* [Task directions]: Copy each line holding the string "screenshot".

-- BEGIN --

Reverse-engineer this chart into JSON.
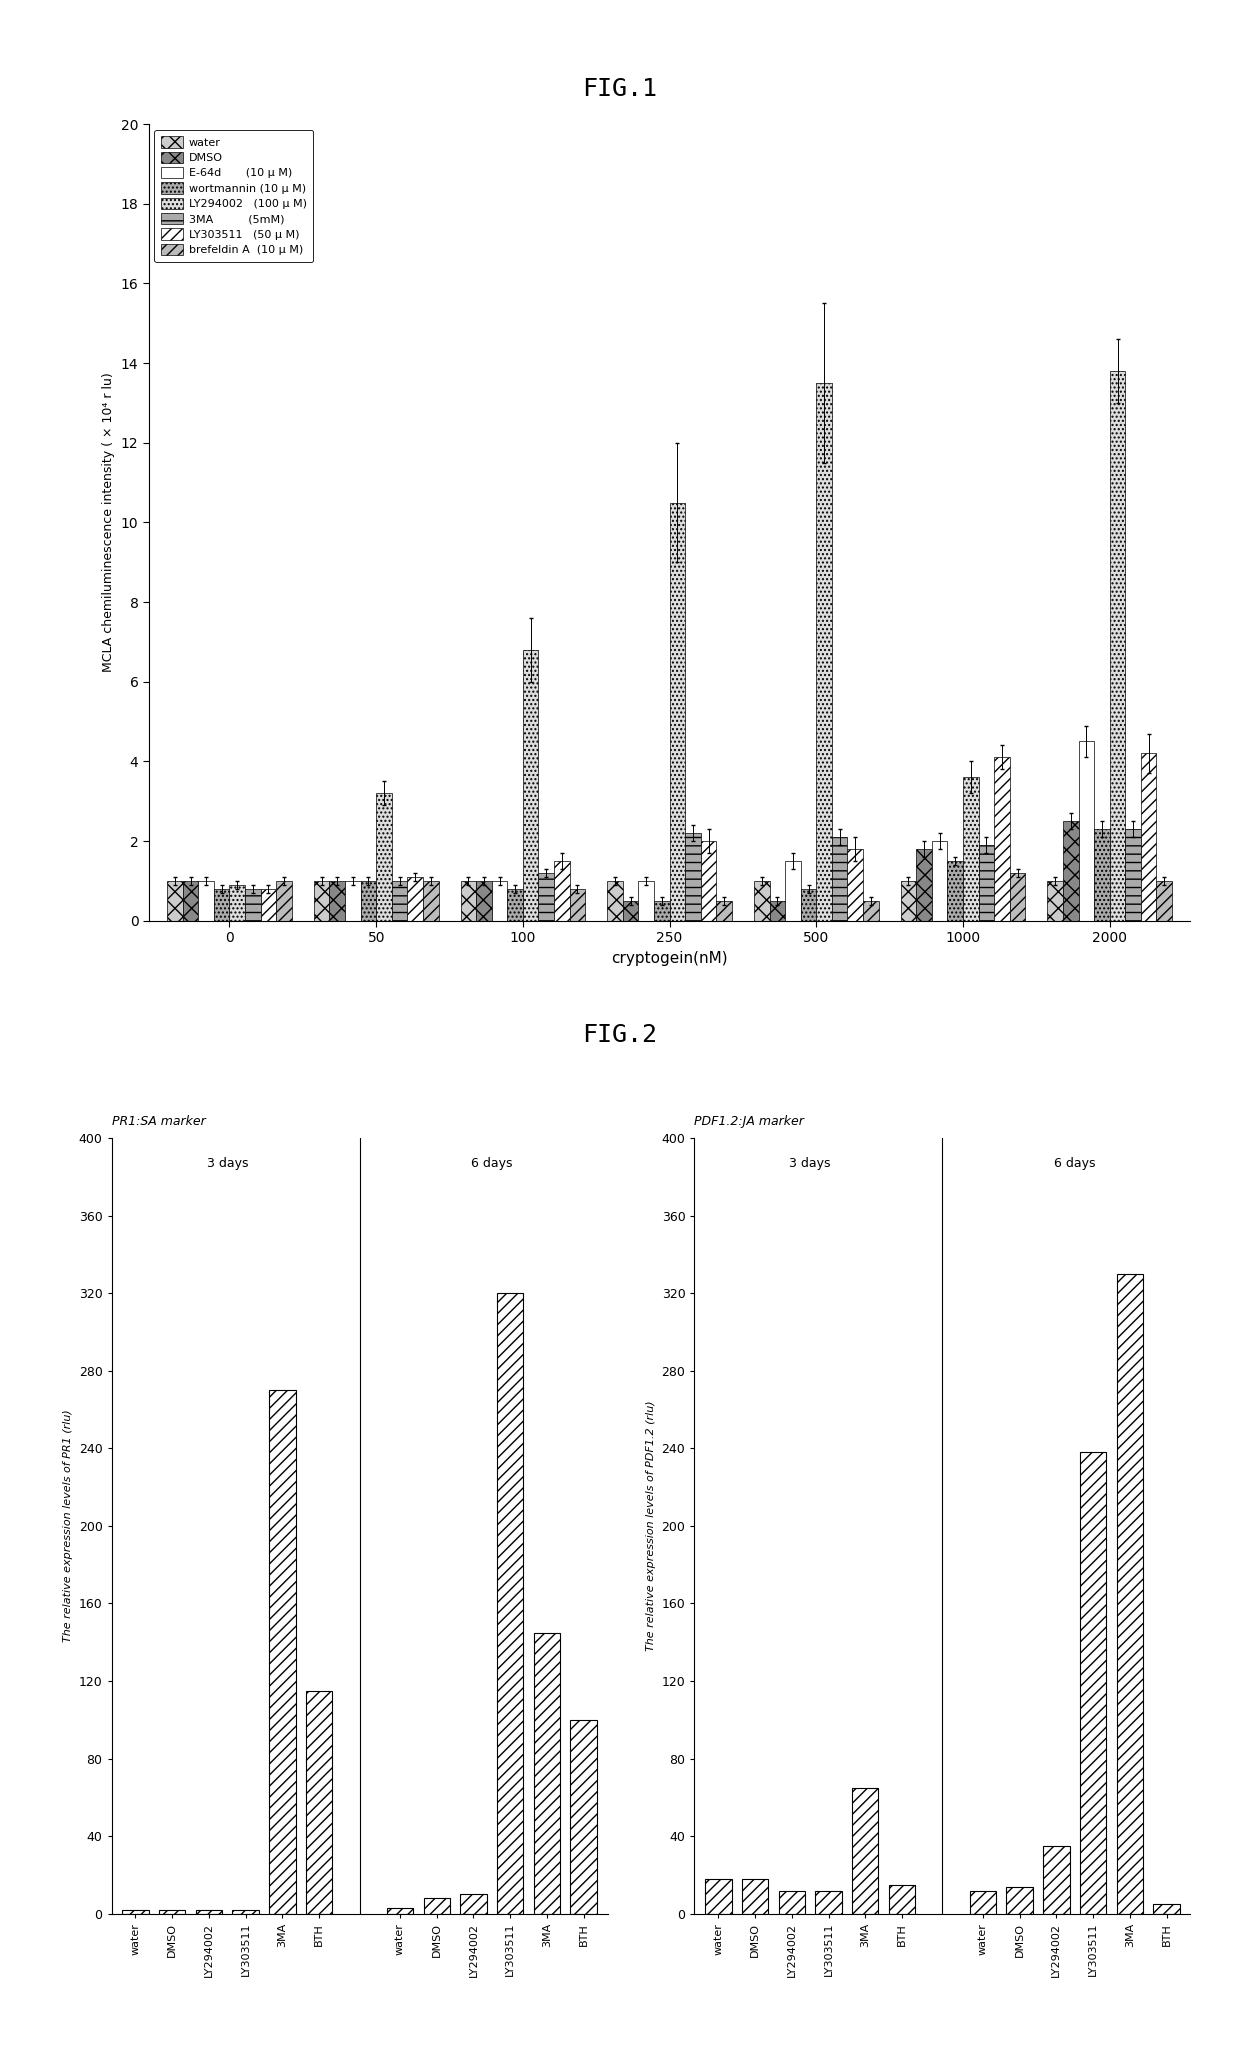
{
  "fig1": {
    "title": "FIG.1",
    "xlabel": "cryptogein(nM)",
    "ylabel": "MCLA chemiluminescence intensity ( × 10⁴ r lu)",
    "ylim": [
      0,
      20
    ],
    "yticks": [
      0,
      2,
      4,
      6,
      8,
      10,
      12,
      14,
      16,
      18,
      20
    ],
    "x_labels": [
      "0",
      "50",
      "100",
      "250",
      "500",
      "1000",
      "2000"
    ],
    "series": [
      {
        "name": "water",
        "hatch": "xx",
        "facecolor": "#cccccc",
        "edgecolor": "black"
      },
      {
        "name": "DMSO",
        "hatch": "xx",
        "facecolor": "#888888",
        "edgecolor": "black"
      },
      {
        "name": "E-64d",
        "hatch": "",
        "facecolor": "white",
        "edgecolor": "black"
      },
      {
        "name": "wortmannin",
        "hatch": "....",
        "facecolor": "#aaaaaa",
        "edgecolor": "black"
      },
      {
        "name": "LY294002",
        "hatch": "....",
        "facecolor": "#dddddd",
        "edgecolor": "black"
      },
      {
        "name": "3MA",
        "hatch": "--",
        "facecolor": "#aaaaaa",
        "edgecolor": "black"
      },
      {
        "name": "LY303511",
        "hatch": "///",
        "facecolor": "white",
        "edgecolor": "black"
      },
      {
        "name": "brefeldin A",
        "hatch": "///",
        "facecolor": "#bbbbbb",
        "edgecolor": "black"
      }
    ],
    "legend_labels": [
      "water",
      "DMSO",
      "E-64d       (10 μ M)",
      "wortmannin (10 μ M)",
      "LY294002   (100 μ M)",
      "3MA          (5mM)",
      "LY303511   (50 μ M)",
      "brefeldin A  (10 μ M)"
    ],
    "values": [
      [
        1.0,
        1.0,
        1.0,
        1.0,
        1.0,
        1.0,
        1.0
      ],
      [
        1.0,
        1.0,
        1.0,
        0.5,
        0.5,
        1.8,
        2.5
      ],
      [
        1.0,
        1.0,
        1.0,
        1.0,
        1.5,
        2.0,
        4.5
      ],
      [
        0.8,
        1.0,
        0.8,
        0.5,
        0.8,
        1.5,
        2.3
      ],
      [
        0.9,
        3.2,
        6.8,
        10.5,
        13.5,
        3.6,
        13.8
      ],
      [
        0.8,
        1.0,
        1.2,
        2.2,
        2.1,
        1.9,
        2.3
      ],
      [
        0.8,
        1.1,
        1.5,
        2.0,
        1.8,
        4.1,
        4.2
      ],
      [
        1.0,
        1.0,
        0.8,
        0.5,
        0.5,
        1.2,
        1.0
      ]
    ],
    "errors": [
      [
        0.1,
        0.1,
        0.1,
        0.1,
        0.1,
        0.1,
        0.1
      ],
      [
        0.1,
        0.1,
        0.1,
        0.1,
        0.1,
        0.2,
        0.2
      ],
      [
        0.1,
        0.1,
        0.1,
        0.1,
        0.2,
        0.2,
        0.4
      ],
      [
        0.1,
        0.1,
        0.1,
        0.1,
        0.1,
        0.1,
        0.2
      ],
      [
        0.1,
        0.3,
        0.8,
        1.5,
        2.0,
        0.4,
        0.8
      ],
      [
        0.1,
        0.1,
        0.1,
        0.2,
        0.2,
        0.2,
        0.2
      ],
      [
        0.1,
        0.1,
        0.2,
        0.3,
        0.3,
        0.3,
        0.5
      ],
      [
        0.1,
        0.1,
        0.1,
        0.1,
        0.1,
        0.1,
        0.1
      ]
    ]
  },
  "fig2": {
    "title": "FIG.2",
    "panels": [
      {
        "panel_label": "PR1:SA marker",
        "ylabel_italic": "PR1",
        "ylabel_prefix": "The relative expression levels of ",
        "ylabel_suffix": " (rlu)",
        "ylim": [
          0,
          400
        ],
        "yticks": [
          0,
          40,
          80,
          120,
          160,
          200,
          240,
          280,
          320,
          360,
          400
        ],
        "categories": [
          "water",
          "DMSO",
          "LY294002",
          "LY303511",
          "3MA",
          "BTH"
        ],
        "values_3days": [
          2,
          2,
          2,
          2,
          270,
          115
        ],
        "values_6days": [
          3,
          8,
          10,
          320,
          145,
          100
        ]
      },
      {
        "panel_label": "PDF1.2:JA marker",
        "ylabel_italic": "PDF1.2",
        "ylabel_prefix": "The relative expression levels of ",
        "ylabel_suffix": " (rlu)",
        "ylim": [
          0,
          400
        ],
        "yticks": [
          0,
          40,
          80,
          120,
          160,
          200,
          240,
          280,
          320,
          360,
          400
        ],
        "categories": [
          "water",
          "DMSO",
          "LY294002",
          "LY303511",
          "3MA",
          "BTH"
        ],
        "values_3days": [
          18,
          18,
          12,
          12,
          65,
          15
        ],
        "values_6days": [
          12,
          14,
          35,
          238,
          330,
          5
        ]
      }
    ]
  }
}
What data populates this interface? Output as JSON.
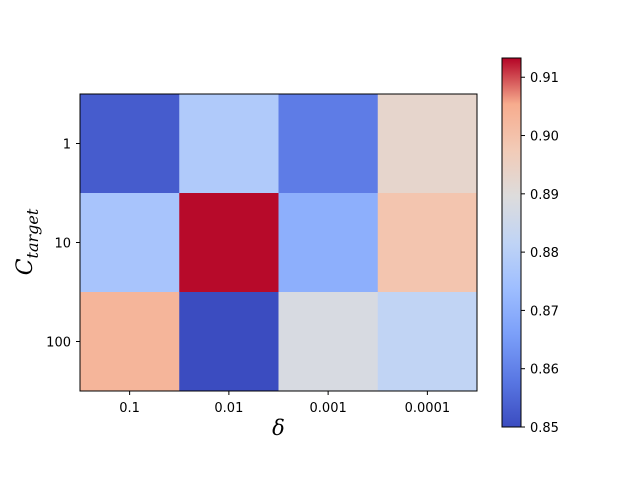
{
  "chart_data": {
    "type": "heatmap",
    "title": "",
    "xlabel": "δ",
    "ylabel": "C",
    "ylabel_subscript": "target",
    "x_categories": [
      "0.1",
      "0.01",
      "0.001",
      "0.0001"
    ],
    "y_categories": [
      "1",
      "10",
      "100"
    ],
    "values": [
      [
        0.853,
        0.878,
        0.859,
        0.893
      ],
      [
        0.876,
        0.913,
        0.87,
        0.899
      ],
      [
        0.903,
        0.85,
        0.888,
        0.882
      ]
    ],
    "colormap": "coolwarm",
    "colorbar": {
      "range": [
        0.85,
        0.9133
      ],
      "ticks": [
        "0.85",
        "0.86",
        "0.87",
        "0.88",
        "0.89",
        "0.90",
        "0.91"
      ]
    },
    "grid": false
  }
}
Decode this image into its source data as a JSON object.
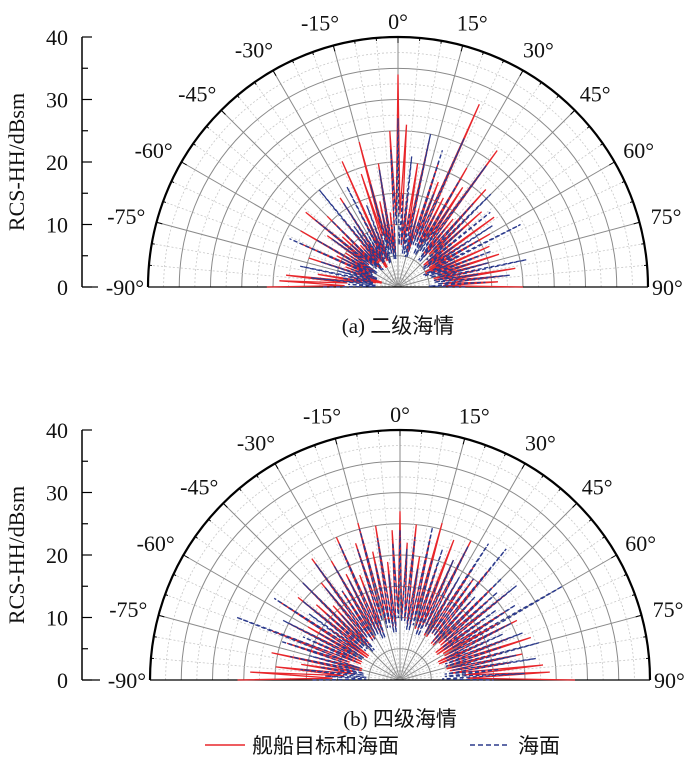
{
  "chart_data": [
    {
      "type": "polar-line",
      "caption": "(a) 二级海情",
      "ylabel": "RCS-HH/dBsm",
      "rlim": [
        0,
        40
      ],
      "r_ticks": [
        "0",
        "10",
        "20",
        "30",
        "40"
      ],
      "angle_ticks": [
        "-90°",
        "-75°",
        "-60°",
        "-45°",
        "-30°",
        "-15°",
        "0°",
        "15°",
        "30°",
        "45°",
        "60°",
        "75°",
        "90°"
      ],
      "angle_range": [
        -90,
        90
      ],
      "angle_step": 3,
      "series": [
        {
          "name": "舰船目标和海面",
          "color": "#e8262b",
          "dash": "solid",
          "values": [
            21,
            19,
            18,
            13,
            8,
            6,
            15,
            9,
            17,
            11,
            18,
            10,
            14,
            19,
            12,
            16,
            9,
            14,
            11,
            17,
            8,
            13,
            22,
            10,
            19,
            24,
            14,
            20,
            12,
            25,
            34,
            26,
            15,
            20,
            24,
            13,
            21,
            18,
            32,
            16,
            22,
            19,
            27,
            14,
            21,
            16,
            18,
            12,
            19,
            13,
            17,
            11,
            16,
            14,
            17,
            15,
            13,
            19,
            17,
            16,
            20
          ]
        },
        {
          "name": "海面",
          "color": "#2b3a8c",
          "dash": "dashed",
          "values": [
            12,
            8,
            14,
            9,
            16,
            10,
            13,
            8,
            19,
            10,
            15,
            9,
            13,
            17,
            10,
            15,
            8,
            20,
            12,
            16,
            10,
            18,
            11,
            14,
            9,
            17,
            12,
            19,
            10,
            22,
            27,
            15,
            21,
            12,
            25,
            11,
            23,
            16,
            26,
            13,
            20,
            15,
            24,
            12,
            18,
            21,
            14,
            19,
            11,
            18,
            15,
            22,
            10,
            16,
            12,
            15,
            21,
            13,
            18,
            14,
            11
          ]
        }
      ]
    },
    {
      "type": "polar-line",
      "caption": "(b) 四级海情",
      "ylabel": "RCS-HH/dBsm",
      "rlim": [
        0,
        40
      ],
      "r_ticks": [
        "0",
        "10",
        "20",
        "30",
        "40"
      ],
      "angle_ticks": [
        "-90°",
        "-75°",
        "-60°",
        "-45°",
        "-30°",
        "-15°",
        "0°",
        "15°",
        "30°",
        "45°",
        "60°",
        "75°",
        "90°"
      ],
      "angle_range": [
        -90,
        90
      ],
      "angle_step": 3,
      "series": [
        {
          "name": "舰船目标和海面",
          "color": "#e8262b",
          "dash": "solid",
          "values": [
            26,
            24,
            20,
            16,
            21,
            14,
            19,
            22,
            15,
            20,
            17,
            23,
            14,
            21,
            18,
            22,
            16,
            20,
            24,
            17,
            22,
            19,
            25,
            18,
            23,
            26,
            21,
            25,
            19,
            24,
            27,
            22,
            25,
            20,
            23,
            26,
            19,
            24,
            21,
            25,
            18,
            22,
            20,
            23,
            17,
            21,
            19,
            22,
            16,
            20,
            18,
            21,
            15,
            19,
            22,
            17,
            20,
            18,
            23,
            24,
            28
          ]
        },
        {
          "name": "海面",
          "color": "#2b3a8c",
          "dash": "dashed",
          "values": [
            14,
            12,
            16,
            13,
            18,
            15,
            20,
            28,
            17,
            21,
            15,
            24,
            18,
            20,
            16,
            22,
            14,
            19,
            23,
            17,
            21,
            18,
            24,
            16,
            22,
            25,
            19,
            23,
            17,
            22,
            24,
            21,
            23,
            18,
            25,
            20,
            22,
            17,
            21,
            24,
            19,
            26,
            20,
            27,
            18,
            23,
            21,
            24,
            19,
            22,
            30,
            20,
            18,
            21,
            17,
            23,
            19,
            22,
            16,
            20,
            15
          ]
        }
      ]
    }
  ],
  "legend": {
    "items": [
      {
        "label": "舰船目标和海面",
        "color": "#e8262b",
        "dash": "solid"
      },
      {
        "label": "海面",
        "color": "#2b3a8c",
        "dash": "dashed"
      }
    ],
    "placement": "bottom"
  }
}
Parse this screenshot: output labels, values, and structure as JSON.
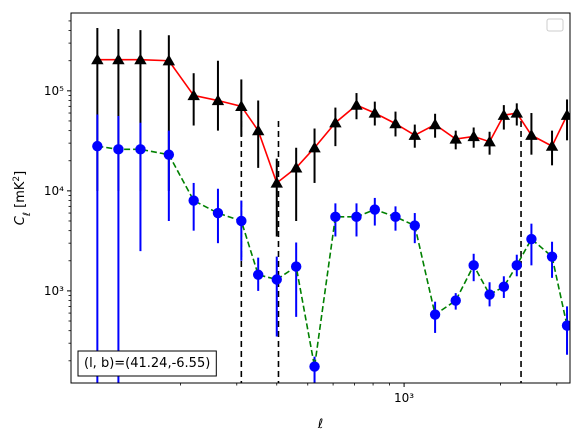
{
  "chart_data": {
    "type": "scatter",
    "title": "",
    "xlabel": "ℓ",
    "ylabel": "C_ℓ [mK²]",
    "xscale": "log",
    "yscale": "log",
    "xlim": [
      91,
      3300
    ],
    "ylim": [
      120,
      600000
    ],
    "x_tick_labels": [
      {
        "value": 1000,
        "label": "10³"
      }
    ],
    "y_tick_labels": [
      {
        "value": 1000,
        "label": "10³"
      },
      {
        "value": 10000,
        "label": "10⁴"
      },
      {
        "value": 100000,
        "label": "10⁵"
      }
    ],
    "vertical_dashed_lines_x": [
      310,
      405,
      2320
    ],
    "annotation": "(l, b)=(41.24,-6.55)",
    "legend": {
      "present": true,
      "location": "upper right",
      "entries": []
    },
    "series": [
      {
        "marker": "triangle",
        "color": "#000000",
        "line_color": "#ff0000",
        "line_style": "solid",
        "x": [
          110,
          128,
          150,
          184,
          220,
          262,
          310,
          350,
          400,
          460,
          525,
          610,
          710,
          810,
          940,
          1080,
          1250,
          1450,
          1650,
          1850,
          2050,
          2250,
          2500,
          2900,
          3230
        ],
        "y": [
          205000,
          205000,
          205000,
          200000,
          90000,
          80000,
          70000,
          40000,
          12000,
          17000,
          27000,
          48000,
          72000,
          60000,
          47000,
          36000,
          46000,
          33000,
          35000,
          31000,
          57000,
          60000,
          36000,
          28000,
          57000
        ],
        "y_err_low": [
          195000,
          195000,
          195000,
          190000,
          45000,
          40000,
          35000,
          23000,
          8500,
          12000,
          15000,
          20000,
          20000,
          15000,
          12000,
          9000,
          12000,
          7000,
          8000,
          8000,
          16000,
          15000,
          13000,
          10000,
          25000
        ],
        "y_err_high": [
          220000,
          210000,
          200000,
          160000,
          60000,
          120000,
          60000,
          40000,
          9000,
          10000,
          15000,
          20000,
          23000,
          18000,
          15000,
          10000,
          13000,
          7000,
          8000,
          8000,
          15000,
          15000,
          24000,
          12000,
          25000
        ]
      },
      {
        "marker": "circle",
        "color": "#0000ff",
        "line_color": "#008000",
        "line_style": "dashed",
        "x": [
          110,
          128,
          150,
          184,
          220,
          262,
          310,
          350,
          400,
          460,
          525,
          610,
          710,
          810,
          940,
          1080,
          1250,
          1450,
          1650,
          1850,
          2050,
          2250,
          2500,
          2900,
          3230
        ],
        "y": [
          28000,
          26000,
          26000,
          23000,
          8000,
          6000,
          5000,
          1450,
          1300,
          1750,
          175,
          5500,
          5500,
          6500,
          5500,
          4500,
          580,
          800,
          1800,
          920,
          1100,
          1800,
          3300,
          2200,
          450
        ],
        "y_err_low": [
          27880,
          25880,
          23500,
          18000,
          4000,
          3000,
          3000,
          450,
          950,
          1200,
          55,
          2000,
          2000,
          2000,
          1500,
          1500,
          200,
          150,
          550,
          220,
          250,
          400,
          1500,
          850,
          220
        ],
        "y_err_high": [
          30000,
          30000,
          22000,
          17000,
          4000,
          4500,
          3000,
          700,
          900,
          1300,
          45,
          2000,
          2000,
          2000,
          1500,
          1500,
          200,
          150,
          550,
          300,
          300,
          500,
          1400,
          900,
          250
        ]
      }
    ]
  }
}
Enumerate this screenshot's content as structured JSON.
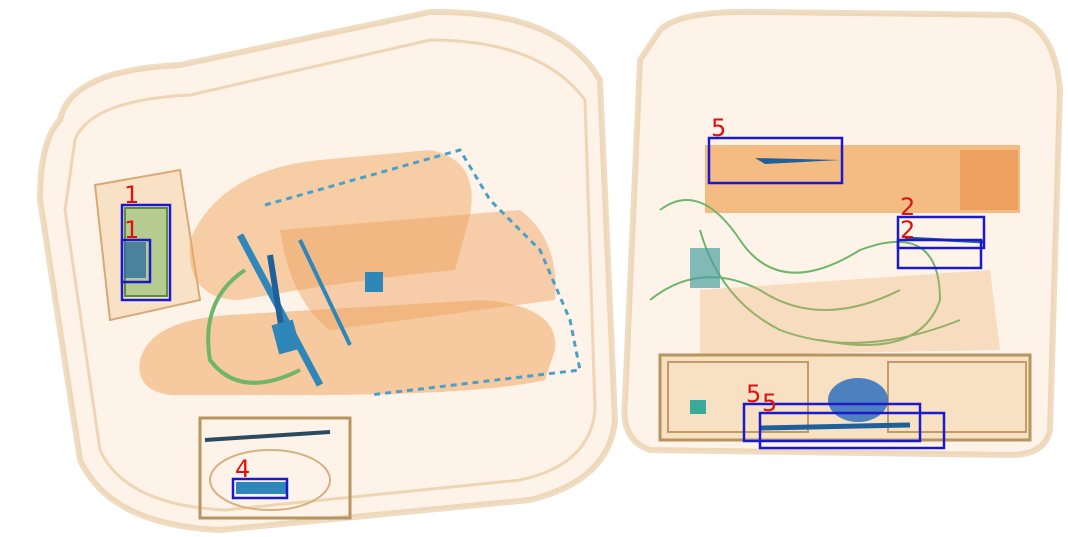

-- END --

* [Result of this exercise]:
Parse this screenshot: output labels, values, and structure as JSON.
Enumerate this screenshot's content as structured JSON.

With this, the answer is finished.